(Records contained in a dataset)

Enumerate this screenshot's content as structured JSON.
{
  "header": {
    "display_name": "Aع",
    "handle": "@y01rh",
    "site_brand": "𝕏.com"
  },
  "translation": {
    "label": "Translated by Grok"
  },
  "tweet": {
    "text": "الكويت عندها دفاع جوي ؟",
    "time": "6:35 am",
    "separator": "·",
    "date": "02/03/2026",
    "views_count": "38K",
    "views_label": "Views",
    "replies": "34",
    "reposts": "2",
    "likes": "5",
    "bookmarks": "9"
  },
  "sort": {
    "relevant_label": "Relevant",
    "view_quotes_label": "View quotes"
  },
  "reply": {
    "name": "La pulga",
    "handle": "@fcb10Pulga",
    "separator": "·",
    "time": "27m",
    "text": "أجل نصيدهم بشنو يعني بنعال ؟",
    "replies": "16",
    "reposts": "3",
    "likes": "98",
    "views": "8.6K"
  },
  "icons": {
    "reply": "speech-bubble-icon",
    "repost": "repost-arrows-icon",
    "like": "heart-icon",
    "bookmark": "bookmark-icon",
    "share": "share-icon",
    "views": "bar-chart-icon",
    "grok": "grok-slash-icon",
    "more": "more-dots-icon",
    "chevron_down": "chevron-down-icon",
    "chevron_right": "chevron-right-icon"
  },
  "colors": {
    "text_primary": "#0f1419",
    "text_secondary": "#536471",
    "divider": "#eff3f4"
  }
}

---

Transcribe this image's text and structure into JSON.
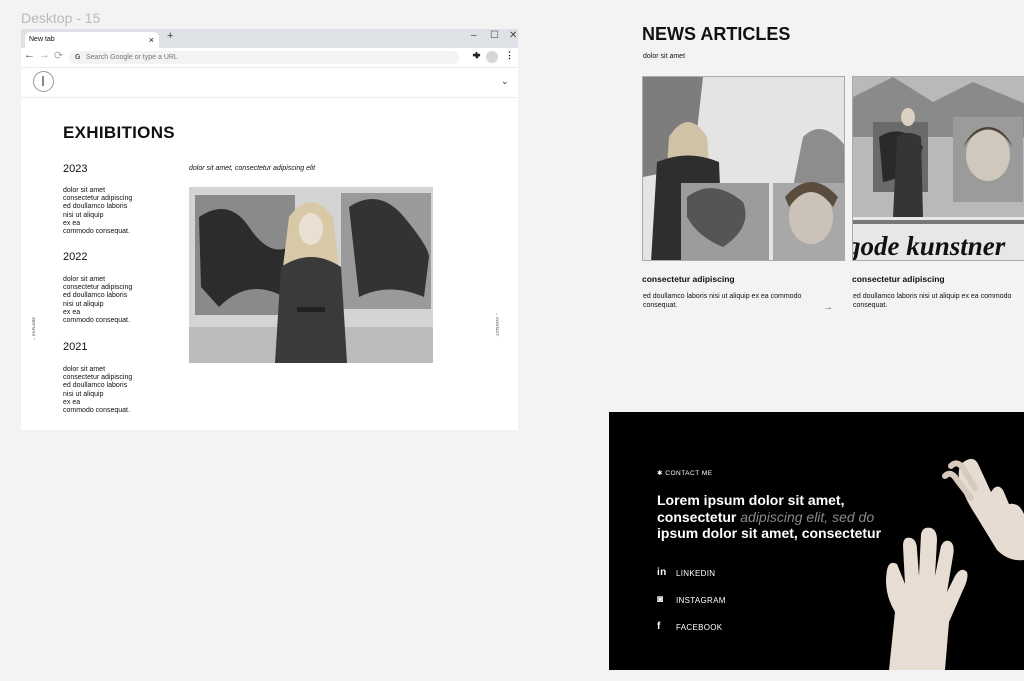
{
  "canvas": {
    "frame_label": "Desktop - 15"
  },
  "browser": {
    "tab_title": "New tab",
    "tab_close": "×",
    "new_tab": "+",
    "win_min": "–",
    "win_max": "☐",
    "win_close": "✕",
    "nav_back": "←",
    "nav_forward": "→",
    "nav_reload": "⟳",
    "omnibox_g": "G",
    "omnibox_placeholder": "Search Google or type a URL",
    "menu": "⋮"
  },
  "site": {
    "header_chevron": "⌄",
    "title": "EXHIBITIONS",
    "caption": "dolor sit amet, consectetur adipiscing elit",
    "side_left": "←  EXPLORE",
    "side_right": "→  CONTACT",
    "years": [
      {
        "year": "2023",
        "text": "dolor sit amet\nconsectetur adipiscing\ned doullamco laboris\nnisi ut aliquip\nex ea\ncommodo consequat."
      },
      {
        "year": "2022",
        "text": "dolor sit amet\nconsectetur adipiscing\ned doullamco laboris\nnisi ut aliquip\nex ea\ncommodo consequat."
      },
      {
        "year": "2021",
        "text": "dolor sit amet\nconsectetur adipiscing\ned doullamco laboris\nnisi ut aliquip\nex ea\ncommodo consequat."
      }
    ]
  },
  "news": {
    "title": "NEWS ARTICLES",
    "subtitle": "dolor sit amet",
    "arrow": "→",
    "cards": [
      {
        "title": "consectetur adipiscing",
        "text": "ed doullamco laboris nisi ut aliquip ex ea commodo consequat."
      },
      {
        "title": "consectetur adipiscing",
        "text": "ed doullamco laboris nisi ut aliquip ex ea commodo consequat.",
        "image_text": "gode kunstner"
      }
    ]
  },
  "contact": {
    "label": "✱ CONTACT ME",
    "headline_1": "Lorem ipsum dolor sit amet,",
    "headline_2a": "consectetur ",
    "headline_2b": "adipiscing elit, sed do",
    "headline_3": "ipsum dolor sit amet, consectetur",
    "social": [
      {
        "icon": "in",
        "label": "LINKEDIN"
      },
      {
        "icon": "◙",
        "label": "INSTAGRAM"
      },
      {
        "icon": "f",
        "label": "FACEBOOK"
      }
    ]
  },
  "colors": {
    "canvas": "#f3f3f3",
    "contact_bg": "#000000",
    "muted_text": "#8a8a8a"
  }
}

* * *

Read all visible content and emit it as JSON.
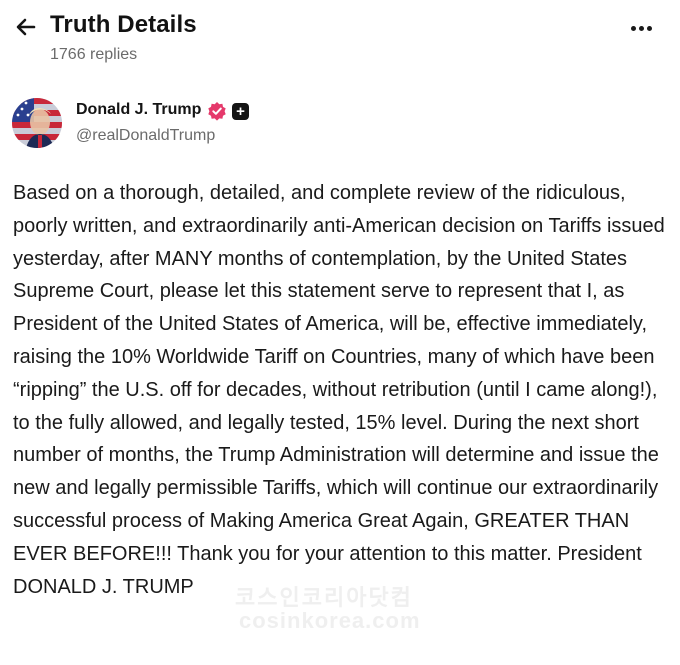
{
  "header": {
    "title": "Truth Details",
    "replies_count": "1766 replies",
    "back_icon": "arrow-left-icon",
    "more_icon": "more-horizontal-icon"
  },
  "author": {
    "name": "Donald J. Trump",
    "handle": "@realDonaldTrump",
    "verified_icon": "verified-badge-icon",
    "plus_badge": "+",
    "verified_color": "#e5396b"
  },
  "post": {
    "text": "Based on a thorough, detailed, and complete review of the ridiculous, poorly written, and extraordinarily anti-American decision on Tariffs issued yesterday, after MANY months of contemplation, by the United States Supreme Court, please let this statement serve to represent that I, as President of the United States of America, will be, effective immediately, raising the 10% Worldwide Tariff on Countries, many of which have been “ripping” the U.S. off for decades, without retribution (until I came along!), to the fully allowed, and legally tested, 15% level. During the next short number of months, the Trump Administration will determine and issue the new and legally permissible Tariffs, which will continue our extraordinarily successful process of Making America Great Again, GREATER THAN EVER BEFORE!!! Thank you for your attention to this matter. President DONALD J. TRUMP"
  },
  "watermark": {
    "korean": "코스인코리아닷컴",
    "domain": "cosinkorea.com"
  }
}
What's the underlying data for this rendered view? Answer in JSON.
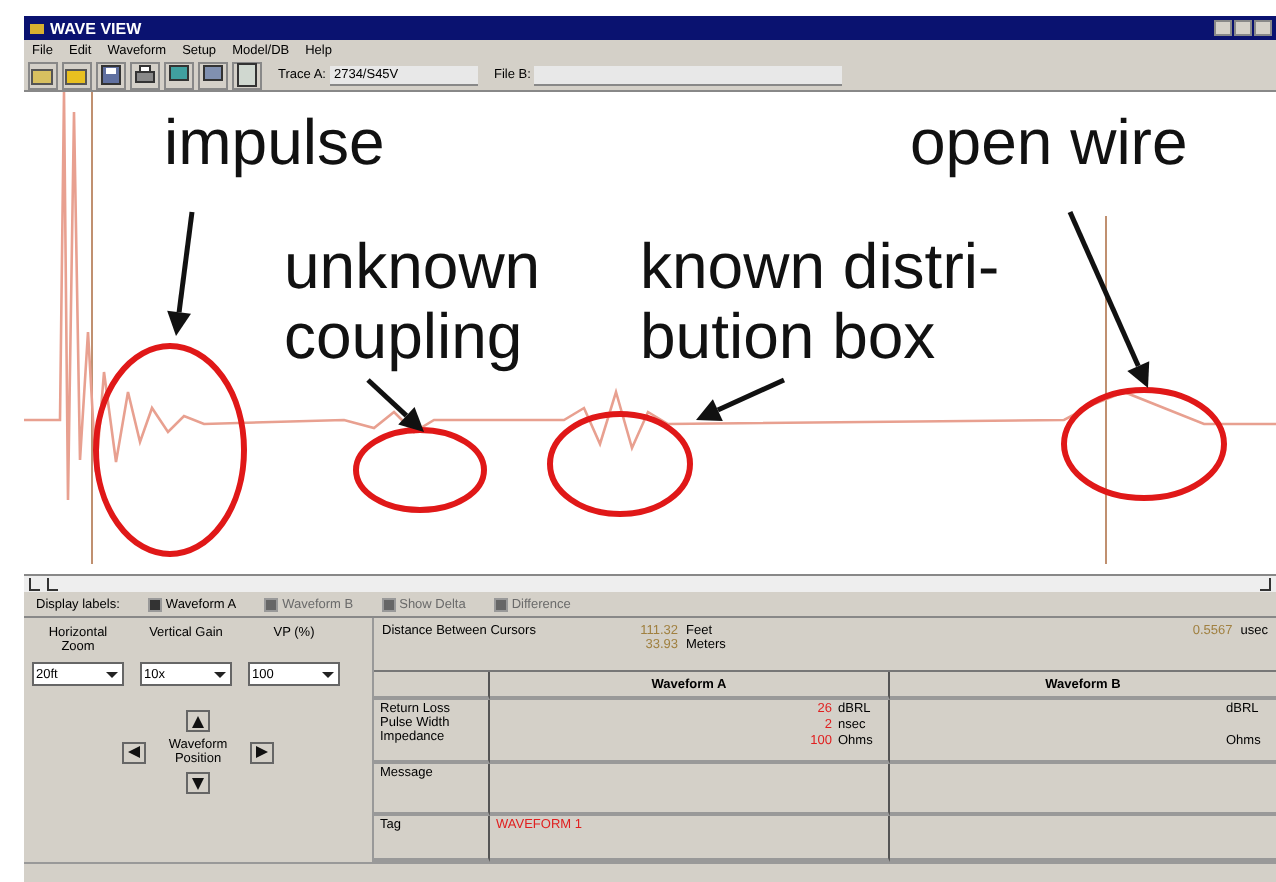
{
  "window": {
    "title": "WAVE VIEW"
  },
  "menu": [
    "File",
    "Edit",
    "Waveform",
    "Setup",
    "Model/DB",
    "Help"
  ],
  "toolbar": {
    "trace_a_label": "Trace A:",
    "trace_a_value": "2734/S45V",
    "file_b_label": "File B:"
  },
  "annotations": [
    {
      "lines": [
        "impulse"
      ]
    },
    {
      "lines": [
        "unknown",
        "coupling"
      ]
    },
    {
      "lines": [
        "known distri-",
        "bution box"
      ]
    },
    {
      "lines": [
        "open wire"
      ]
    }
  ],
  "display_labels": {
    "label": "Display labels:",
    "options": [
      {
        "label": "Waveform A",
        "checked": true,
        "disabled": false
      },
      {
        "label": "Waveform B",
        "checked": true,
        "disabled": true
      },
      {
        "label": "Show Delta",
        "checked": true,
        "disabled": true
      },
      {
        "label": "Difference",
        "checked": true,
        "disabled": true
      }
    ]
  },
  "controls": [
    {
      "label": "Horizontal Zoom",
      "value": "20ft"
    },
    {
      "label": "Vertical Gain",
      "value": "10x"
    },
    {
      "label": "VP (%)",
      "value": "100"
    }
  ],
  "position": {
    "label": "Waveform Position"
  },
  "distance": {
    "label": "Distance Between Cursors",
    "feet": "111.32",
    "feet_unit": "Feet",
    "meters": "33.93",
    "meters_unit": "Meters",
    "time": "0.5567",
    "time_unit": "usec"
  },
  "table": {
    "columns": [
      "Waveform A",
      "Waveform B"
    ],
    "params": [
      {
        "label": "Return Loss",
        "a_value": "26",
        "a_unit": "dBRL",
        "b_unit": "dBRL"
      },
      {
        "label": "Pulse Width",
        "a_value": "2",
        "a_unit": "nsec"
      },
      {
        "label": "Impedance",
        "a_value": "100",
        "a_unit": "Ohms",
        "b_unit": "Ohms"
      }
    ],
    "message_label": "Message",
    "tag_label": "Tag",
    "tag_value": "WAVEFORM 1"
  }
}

▶ WORK TO COMPLETE:
Looking at the records above, say how many lines hold the string "handle". Write nothing but the number.

▶ OUTPUT BELOW:
3